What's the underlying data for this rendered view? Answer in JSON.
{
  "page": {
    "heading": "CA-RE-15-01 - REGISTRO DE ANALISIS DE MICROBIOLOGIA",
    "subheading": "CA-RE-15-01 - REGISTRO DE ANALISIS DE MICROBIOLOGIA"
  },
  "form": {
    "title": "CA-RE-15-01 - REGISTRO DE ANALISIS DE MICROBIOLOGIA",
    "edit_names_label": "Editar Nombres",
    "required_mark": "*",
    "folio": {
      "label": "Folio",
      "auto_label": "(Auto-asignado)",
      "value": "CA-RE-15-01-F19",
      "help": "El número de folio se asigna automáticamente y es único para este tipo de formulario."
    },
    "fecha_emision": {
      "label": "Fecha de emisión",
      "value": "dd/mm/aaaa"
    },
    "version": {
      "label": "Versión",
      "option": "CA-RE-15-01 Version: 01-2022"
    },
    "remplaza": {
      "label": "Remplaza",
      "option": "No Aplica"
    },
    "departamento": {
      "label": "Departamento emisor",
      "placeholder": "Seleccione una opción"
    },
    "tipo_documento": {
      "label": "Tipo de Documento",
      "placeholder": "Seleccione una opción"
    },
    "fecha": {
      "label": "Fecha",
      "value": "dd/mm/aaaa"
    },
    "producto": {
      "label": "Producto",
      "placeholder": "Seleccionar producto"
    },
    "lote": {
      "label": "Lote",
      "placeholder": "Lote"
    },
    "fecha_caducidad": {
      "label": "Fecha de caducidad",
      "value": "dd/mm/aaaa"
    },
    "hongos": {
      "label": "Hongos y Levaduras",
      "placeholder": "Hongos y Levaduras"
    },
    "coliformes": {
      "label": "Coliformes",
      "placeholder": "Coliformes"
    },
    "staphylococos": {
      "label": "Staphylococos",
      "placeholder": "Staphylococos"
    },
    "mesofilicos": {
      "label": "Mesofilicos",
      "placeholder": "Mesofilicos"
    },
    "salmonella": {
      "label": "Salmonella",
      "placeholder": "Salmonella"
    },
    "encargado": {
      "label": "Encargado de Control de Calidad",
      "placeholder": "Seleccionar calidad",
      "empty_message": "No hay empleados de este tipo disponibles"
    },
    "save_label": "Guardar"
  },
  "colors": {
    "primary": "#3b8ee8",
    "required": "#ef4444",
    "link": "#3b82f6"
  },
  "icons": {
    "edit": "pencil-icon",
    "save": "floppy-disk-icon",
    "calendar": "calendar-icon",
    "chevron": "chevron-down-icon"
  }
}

→ Aim
Restate every record exactly, leaving nothing out.

→ Solved exercise
What's the underlying data for this rendered view? Answer in JSON.
{
  "page": {
    "heading": "CA-RE-15-01 - REGISTRO DE ANALISIS DE MICROBIOLOGIA",
    "subheading": "CA-RE-15-01 - REGISTRO DE ANALISIS DE MICROBIOLOGIA"
  },
  "form": {
    "title": "CA-RE-15-01 - REGISTRO DE ANALISIS DE MICROBIOLOGIA",
    "edit_names_label": "Editar Nombres",
    "required_mark": "*",
    "folio": {
      "label": "Folio",
      "auto_label": "(Auto-asignado)",
      "value": "CA-RE-15-01-F19",
      "help": "El número de folio se asigna automáticamente y es único para este tipo de formulario."
    },
    "fecha_emision": {
      "label": "Fecha de emisión",
      "value": "dd/mm/aaaa"
    },
    "version": {
      "label": "Versión",
      "option": "CA-RE-15-01 Version: 01-2022"
    },
    "remplaza": {
      "label": "Remplaza",
      "option": "No Aplica"
    },
    "departamento": {
      "label": "Departamento emisor",
      "placeholder": "Seleccione una opción"
    },
    "tipo_documento": {
      "label": "Tipo de Documento",
      "placeholder": "Seleccione una opción"
    },
    "fecha": {
      "label": "Fecha",
      "value": "dd/mm/aaaa"
    },
    "producto": {
      "label": "Producto",
      "placeholder": "Seleccionar producto"
    },
    "lote": {
      "label": "Lote",
      "placeholder": "Lote"
    },
    "fecha_caducidad": {
      "label": "Fecha de caducidad",
      "value": "dd/mm/aaaa"
    },
    "hongos": {
      "label": "Hongos y Levaduras",
      "placeholder": "Hongos y Levaduras"
    },
    "coliformes": {
      "label": "Coliformes",
      "placeholder": "Coliformes"
    },
    "staphylococos": {
      "label": "Staphylococos",
      "placeholder": "Staphylococos"
    },
    "mesofilicos": {
      "label": "Mesofilicos",
      "placeholder": "Mesofilicos"
    },
    "salmonella": {
      "label": "Salmonella",
      "placeholder": "Salmonella"
    },
    "encargado": {
      "label": "Encargado de Control de Calidad",
      "placeholder": "Seleccionar calidad",
      "empty_message": "No hay empleados de este tipo disponibles"
    },
    "save_label": "Guardar"
  },
  "colors": {
    "primary": "#3b8ee8",
    "required": "#ef4444",
    "link": "#3b82f6"
  },
  "icons": {
    "edit": "pencil-icon",
    "save": "floppy-disk-icon",
    "calendar": "calendar-icon",
    "chevron": "chevron-down-icon"
  }
}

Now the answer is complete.